---------- DATASET EXCERPTS
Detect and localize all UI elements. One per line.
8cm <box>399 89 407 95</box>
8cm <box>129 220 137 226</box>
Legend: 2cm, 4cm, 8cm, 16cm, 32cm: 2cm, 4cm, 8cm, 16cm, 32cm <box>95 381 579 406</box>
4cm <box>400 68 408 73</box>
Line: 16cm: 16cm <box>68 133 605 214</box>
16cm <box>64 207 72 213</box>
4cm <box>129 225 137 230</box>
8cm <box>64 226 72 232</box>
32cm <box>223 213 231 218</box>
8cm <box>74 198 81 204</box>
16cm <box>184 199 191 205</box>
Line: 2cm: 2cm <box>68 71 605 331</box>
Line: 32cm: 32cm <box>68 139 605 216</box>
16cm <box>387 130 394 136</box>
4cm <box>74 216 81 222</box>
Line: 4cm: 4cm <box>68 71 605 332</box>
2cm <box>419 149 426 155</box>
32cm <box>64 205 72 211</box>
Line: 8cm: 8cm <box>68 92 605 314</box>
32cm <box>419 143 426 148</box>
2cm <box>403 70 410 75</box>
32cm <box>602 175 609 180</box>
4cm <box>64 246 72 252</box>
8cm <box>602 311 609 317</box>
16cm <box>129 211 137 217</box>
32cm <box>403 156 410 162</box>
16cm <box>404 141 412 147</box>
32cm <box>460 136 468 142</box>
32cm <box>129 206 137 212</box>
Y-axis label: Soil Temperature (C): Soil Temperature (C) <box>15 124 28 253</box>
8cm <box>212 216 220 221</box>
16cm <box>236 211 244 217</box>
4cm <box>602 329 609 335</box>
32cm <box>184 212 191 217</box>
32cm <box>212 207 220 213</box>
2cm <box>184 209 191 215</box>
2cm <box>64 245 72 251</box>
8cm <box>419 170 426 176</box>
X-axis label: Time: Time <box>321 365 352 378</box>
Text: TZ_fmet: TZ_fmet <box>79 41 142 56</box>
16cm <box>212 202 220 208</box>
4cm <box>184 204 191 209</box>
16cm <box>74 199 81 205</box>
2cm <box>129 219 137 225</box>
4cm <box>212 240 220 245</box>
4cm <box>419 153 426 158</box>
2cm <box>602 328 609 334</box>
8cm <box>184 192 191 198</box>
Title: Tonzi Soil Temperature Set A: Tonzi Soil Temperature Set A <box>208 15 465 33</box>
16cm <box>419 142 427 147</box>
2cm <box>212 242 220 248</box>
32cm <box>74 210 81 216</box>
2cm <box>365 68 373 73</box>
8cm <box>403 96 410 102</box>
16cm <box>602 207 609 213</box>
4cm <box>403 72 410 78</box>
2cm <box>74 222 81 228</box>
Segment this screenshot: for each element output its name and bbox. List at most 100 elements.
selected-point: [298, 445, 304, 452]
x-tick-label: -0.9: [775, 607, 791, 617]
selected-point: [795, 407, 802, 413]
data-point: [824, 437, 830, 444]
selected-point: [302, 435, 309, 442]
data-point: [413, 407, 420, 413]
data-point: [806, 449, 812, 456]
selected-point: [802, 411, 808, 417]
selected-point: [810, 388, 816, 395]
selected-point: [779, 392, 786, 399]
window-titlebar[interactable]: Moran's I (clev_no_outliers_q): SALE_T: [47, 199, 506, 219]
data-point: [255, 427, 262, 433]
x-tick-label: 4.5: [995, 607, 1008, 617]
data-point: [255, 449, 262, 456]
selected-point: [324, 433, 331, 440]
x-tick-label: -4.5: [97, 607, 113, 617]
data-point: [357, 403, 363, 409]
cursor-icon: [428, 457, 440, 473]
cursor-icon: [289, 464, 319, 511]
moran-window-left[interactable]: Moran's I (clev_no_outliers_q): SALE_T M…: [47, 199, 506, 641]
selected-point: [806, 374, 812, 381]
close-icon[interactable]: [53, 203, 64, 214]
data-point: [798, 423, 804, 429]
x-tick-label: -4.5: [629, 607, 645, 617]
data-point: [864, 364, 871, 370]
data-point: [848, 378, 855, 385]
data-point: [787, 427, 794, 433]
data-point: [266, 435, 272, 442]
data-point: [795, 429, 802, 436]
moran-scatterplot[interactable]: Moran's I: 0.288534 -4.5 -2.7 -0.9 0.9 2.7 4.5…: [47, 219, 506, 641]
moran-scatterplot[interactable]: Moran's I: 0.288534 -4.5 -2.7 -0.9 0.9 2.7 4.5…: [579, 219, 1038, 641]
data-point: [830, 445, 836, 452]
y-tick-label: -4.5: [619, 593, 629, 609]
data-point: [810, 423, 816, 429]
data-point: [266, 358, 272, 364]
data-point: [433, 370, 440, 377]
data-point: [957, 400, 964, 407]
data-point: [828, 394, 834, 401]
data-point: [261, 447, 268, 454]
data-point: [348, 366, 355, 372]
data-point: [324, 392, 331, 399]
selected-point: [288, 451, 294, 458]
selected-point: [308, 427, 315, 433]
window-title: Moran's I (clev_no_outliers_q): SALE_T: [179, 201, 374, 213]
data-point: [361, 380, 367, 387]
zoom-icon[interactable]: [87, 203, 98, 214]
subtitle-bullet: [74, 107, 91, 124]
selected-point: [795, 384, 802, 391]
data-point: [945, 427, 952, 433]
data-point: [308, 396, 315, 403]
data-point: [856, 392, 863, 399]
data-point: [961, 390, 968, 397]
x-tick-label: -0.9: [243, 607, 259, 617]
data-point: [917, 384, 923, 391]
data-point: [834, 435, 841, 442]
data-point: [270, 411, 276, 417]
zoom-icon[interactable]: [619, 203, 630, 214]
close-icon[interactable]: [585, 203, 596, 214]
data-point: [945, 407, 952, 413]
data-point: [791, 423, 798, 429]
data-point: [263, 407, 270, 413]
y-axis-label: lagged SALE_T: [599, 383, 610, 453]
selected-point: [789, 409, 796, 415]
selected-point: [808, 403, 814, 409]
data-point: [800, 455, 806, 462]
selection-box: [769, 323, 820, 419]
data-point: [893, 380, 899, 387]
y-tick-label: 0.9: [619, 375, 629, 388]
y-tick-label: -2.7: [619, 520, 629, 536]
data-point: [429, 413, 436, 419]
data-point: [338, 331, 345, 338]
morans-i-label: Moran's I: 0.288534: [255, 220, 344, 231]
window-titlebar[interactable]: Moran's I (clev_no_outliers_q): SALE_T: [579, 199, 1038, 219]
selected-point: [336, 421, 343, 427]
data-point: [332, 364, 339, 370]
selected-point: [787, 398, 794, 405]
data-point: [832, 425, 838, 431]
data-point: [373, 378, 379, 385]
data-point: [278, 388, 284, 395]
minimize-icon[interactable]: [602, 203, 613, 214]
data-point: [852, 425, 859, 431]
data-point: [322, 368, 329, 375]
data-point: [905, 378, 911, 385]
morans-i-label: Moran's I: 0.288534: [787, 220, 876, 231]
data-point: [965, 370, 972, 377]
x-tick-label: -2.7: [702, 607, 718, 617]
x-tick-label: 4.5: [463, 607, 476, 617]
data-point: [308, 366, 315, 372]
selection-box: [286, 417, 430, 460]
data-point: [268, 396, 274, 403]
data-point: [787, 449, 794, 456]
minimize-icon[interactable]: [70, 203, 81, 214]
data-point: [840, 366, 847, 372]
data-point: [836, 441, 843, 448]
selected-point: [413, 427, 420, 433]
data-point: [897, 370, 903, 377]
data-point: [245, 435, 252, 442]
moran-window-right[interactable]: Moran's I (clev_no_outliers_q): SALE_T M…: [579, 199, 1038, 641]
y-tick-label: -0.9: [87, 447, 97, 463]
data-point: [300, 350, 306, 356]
--------------------
:: WHAT THIS TASK INVOLVES ::
Format every line of the rows above as a Markdown table with the columns No. and Line text, numbering the lines in order and omitting blank lines.

:: ANSWER ::
| No. | Line text |
|---|---|
| 1 | Detect and localize all UI elements. One per line. |
| 2 | 8cm <box>399 89 407 95</box> |
| 3 | 8cm <box>129 220 137 226</box> |
| 4 | Legend: 2cm, 4cm, 8cm, 16cm, 32cm: 2cm, 4cm, 8cm, 16cm, 32cm <box>95 381 579 406</box> |
| 5 | 4cm <box>400 68 408 73</box> |
| 6 | Line: 16cm: 16cm <box>68 133 605 214</box> |
| 7 | 16cm <box>64 207 72 213</box> |
| 8 | 4cm <box>129 225 137 230</box> |
| 9 | 8cm <box>64 226 72 232</box> |
| 10 | 32cm <box>223 213 231 218</box> |
| 11 | 8cm <box>74 198 81 204</box> |
| 12 | 16cm <box>184 199 191 205</box> |
| 13 | Line: 2cm: 2cm <box>68 71 605 331</box> |
| 14 | Line: 32cm: 32cm <box>68 139 605 216</box> |
| 15 | 16cm <box>387 130 394 136</box> |
| 16 | 4cm <box>74 216 81 222</box> |
| 17 | Line: 4cm: 4cm <box>68 71 605 332</box> |
| 18 | 2cm <box>419 149 426 155</box> |
| 19 | 32cm <box>64 205 72 211</box> |
| 20 | Line: 8cm: 8cm <box>68 92 605 314</box> |
| 21 | 32cm <box>419 143 426 148</box> |
| 22 | 2cm <box>403 70 410 75</box> |
| 23 | 32cm <box>602 175 609 180</box> |
| 24 | 4cm <box>64 246 72 252</box> |
| 25 | 8cm <box>602 311 609 317</box> |
| 26 | 16cm <box>129 211 137 217</box> |
| 27 | 32cm <box>403 156 410 162</box> |
| 28 | 16cm <box>404 141 412 147</box> |
| 29 | 32cm <box>460 136 468 142</box> |
| 30 | 32cm <box>129 206 137 212</box> |
| 31 | Y-axis label: Soil Temperature (C): Soil Temperature (C) <box>15 124 28 253</box> |
| 32 | 8cm <box>212 216 220 221</box> |
| 33 | 16cm <box>236 211 244 217</box> |
| 34 | 4cm <box>602 329 609 335</box> |
| 35 | 32cm <box>184 212 191 217</box> |
| 36 | 32cm <box>212 207 220 213</box> |
| 37 | 2cm <box>184 209 191 215</box> |
| 38 | 2cm <box>64 245 72 251</box> |
| 39 | 8cm <box>419 170 426 176</box> |
| 40 | X-axis label: Time: Time <box>321 365 352 378</box> |
| 41 | Text: TZ_fmet: TZ_fmet <box>79 41 142 56</box> |
| 42 | 16cm <box>212 202 220 208</box> |
| 43 | 4cm <box>184 204 191 209</box> |
| 44 | 16cm <box>74 199 81 205</box> |
| 45 | 2cm <box>129 219 137 225</box> |
| 46 | 4cm <box>212 240 220 245</box> |
| 47 | 4cm <box>419 153 426 158</box> |
| 48 | 2cm <box>602 328 609 334</box> |
| 49 | 8cm <box>184 192 191 198</box> |
| 50 | Title: Tonzi Soil Temperature Set A: Tonzi Soil Temperature Set A <box>208 15 465 33</box> |
| 51 | 16cm <box>419 142 427 147</box> |
| 52 | 2cm <box>212 242 220 248</box> |
| 53 | 32cm <box>74 210 81 216</box> |
| 54 | 2cm <box>365 68 373 73</box> |
| 55 | 8cm <box>403 96 410 102</box> |
| 56 | 16cm <box>602 207 609 213</box> |
| 57 | 4cm <box>403 72 410 78</box> |
| 58 | 2cm <box>74 222 81 228</box> |
| 59 | Segment this screenshot: for each element output its name and bbox. List at most 100 elements. |
| 60 | selected-point: [298, 445, 304, 452] |
| 61 | x-tick-label: -0.9: [775, 607, 791, 617] |
| 62 | selected-point: [795, 407, 802, 413] |
| 63 | data-point: [824, 437, 830, 444] |
| 64 | selected-point: [302, 435, 309, 442] |
| 65 | data-point: [413, 407, 420, 413] |
| 66 | data-point: [806, 449, 812, 456] |
| 67 | selected-point: [802, 411, 808, 417] |
| 68 | selected-point: [810, 388, 816, 395] |
| 69 | selected-point: [779, 392, 786, 399] |
| 70 | window-titlebar[interactable]: Moran's I (clev_no_outliers_q): SALE_T: [47, 199, 506, 219] |
| 71 | data-point: [255, 427, 262, 433] |
| 72 | x-tick-label: 4.5: [995, 607, 1008, 617] |
| 73 | data-point: [255, 449, 262, 456] |
| 74 | selected-point: [324, 433, 331, 440] |
| 75 | x-tick-label: -4.5: [97, 607, 113, 617] |
| 76 | data-point: [357, 403, 363, 409] |
| 77 | cursor-icon: [428, 457, 440, 473] |
| 78 | cursor-icon: [289, 464, 319, 511] |
| 79 | moran-window-left[interactable]: Moran's I (clev_no_outliers_q): SALE_T M…: [47, 199, 506, 641] |
| 80 | selected-point: [806, 374, 812, 381] |
| 81 | close-icon[interactable]: [53, 203, 64, 214] |
| 82 | data-point: [798, 423, 804, 429] |
| 83 | x-tick-label: -4.5: [629, 607, 645, 617] |
| 84 | data-point: [864, 364, 871, 370] |
| 85 | data-point: [848, 378, 855, 385] |
| 86 | data-point: [787, 427, 794, 433] |
| 87 | data-point: [266, 435, 272, 442] |
| 88 | data-point: [795, 429, 802, 436] |
| 89 | moran-scatterplot[interactable]: Moran's I: 0.288534 -4.5 -2.7 -0.9 0.9 2.7 4.5…: [47, 219, 506, 641] |
| 90 | moran-scatterplot[interactable]: Moran's I: 0.288534 -4.5 -2.7 -0.9 0.9 2.7 4.5…: [579, 219, 1038, 641] |
| 91 | data-point: [830, 445, 836, 452] |
| 92 | y-tick-label: -4.5: [619, 593, 629, 609] |
| 93 | data-point: [810, 423, 816, 429] |
| 94 | data-point: [266, 358, 272, 364] |
| 95 | data-point: [433, 370, 440, 377] |
| 96 | data-point: [957, 400, 964, 407] |
| 97 | data-point: [828, 394, 834, 401] |
| 98 | data-point: [261, 447, 268, 454] |
| 99 | data-point: [348, 366, 355, 372] |
| 100 | data-point: [324, 392, 331, 399] |
| 101 | selected-point: [288, 451, 294, 458] |
| 102 | selected-point: [308, 427, 315, 433] |
| 103 | window-title: Moran's I (clev_no_outliers_q): SALE_T: [179, 201, 374, 213] |
| 104 | data-point: [361, 380, 367, 387] |
| 105 | zoom-icon[interactable]: [87, 203, 98, 214] |
| 106 | subtitle-bullet: [74, 107, 91, 124] |
| 107 | selected-point: [795, 384, 802, 391] |
| 108 | data-point: [945, 427, 952, 433] |
| 109 | data-point: [308, 396, 315, 403] |
| 110 | data-point: [856, 392, 863, 399] |
| 111 | data-point: [961, 390, 968, 397] |
| 112 | x-tick-label: -0.9: [243, 607, 259, 617] |
| 113 | data-point: [917, 384, 923, 391] |
| 114 | data-point: [834, 435, 841, 442] |
| 115 | data-point: [270, 411, 276, 417] |
| 116 | zoom-icon[interactable]: [619, 203, 630, 214] |
| 117 | close-icon[interactable]: [585, 203, 596, 214] |
| 118 | data-point: [945, 407, 952, 413] |
| 119 | data-point: [791, 423, 798, 429] |
| 120 | data-point: [263, 407, 270, 413] |
| 121 | y-axis-label: lagged SALE_T: [599, 383, 610, 453] |
| 122 | selected-point: [789, 409, 796, 415] |
| 123 | selected-point: [808, 403, 814, 409] |
| 124 | data-point: [800, 455, 806, 462] |
| 125 | selection-box: [769, 323, 820, 419] |
| 126 | data-point: [893, 380, 899, 387] |
| 127 | y-tick-label: 0.9: [619, 375, 629, 388] |
| 128 | y-tick-label: -2.7: [619, 520, 629, 536] |
| 129 | data-point: [429, 413, 436, 419] |
| 130 | data-point: [338, 331, 345, 338] |
| 131 | morans-i-label: Moran's I: 0.288534: [255, 220, 344, 231] |
| 132 | window-titlebar[interactable]: Moran's I (clev_no_outliers_q): SALE_T: [579, 199, 1038, 219] |
| 133 | selected-point: [336, 421, 343, 427] |
| 134 | data-point: [332, 364, 339, 370] |
| 135 | selected-point: [787, 398, 794, 405] |
| 136 | data-point: [832, 425, 838, 431] |
| 137 | data-point: [373, 378, 379, 385] |
| 138 | data-point: [278, 388, 284, 395] |
| 139 | minimize-icon[interactable]: [602, 203, 613, 214] |
| 140 | data-point: [852, 425, 859, 431] |
| 141 | data-point: [322, 368, 329, 375] |
| 142 | data-point: [905, 378, 911, 385] |
| 143 | morans-i-label: Moran's I: 0.288534: [787, 220, 876, 231] |
| 144 | data-point: [965, 370, 972, 377] |
| 145 | x-tick-label: -2.7: [702, 607, 718, 617] |
| 146 | x-tick-label: 4.5: [463, 607, 476, 617] |
| 147 | data-point: [308, 366, 315, 372] |
| 148 | selection-box: [286, 417, 430, 460] |
| 149 | data-point: [268, 396, 274, 403] |
| 150 | data-point: [787, 449, 794, 456] |
| 151 | minimize-icon[interactable]: [70, 203, 81, 214] |
| 152 | data-point: [840, 366, 847, 372] |
| 153 | data-point: [836, 441, 843, 448] |
| 154 | selected-point: [413, 427, 420, 433] |
| 155 | data-point: [897, 370, 903, 377] |
| 156 | data-point: [245, 435, 252, 442] |
| 157 | moran-window-right[interactable]: Moran's I (clev_no_outliers_q): SALE_T M…: [579, 199, 1038, 641] |
| 158 | y-tick-label: -0.9: [87, 447, 97, 463] |
| 159 | data-point: [300, 350, 306, 356] |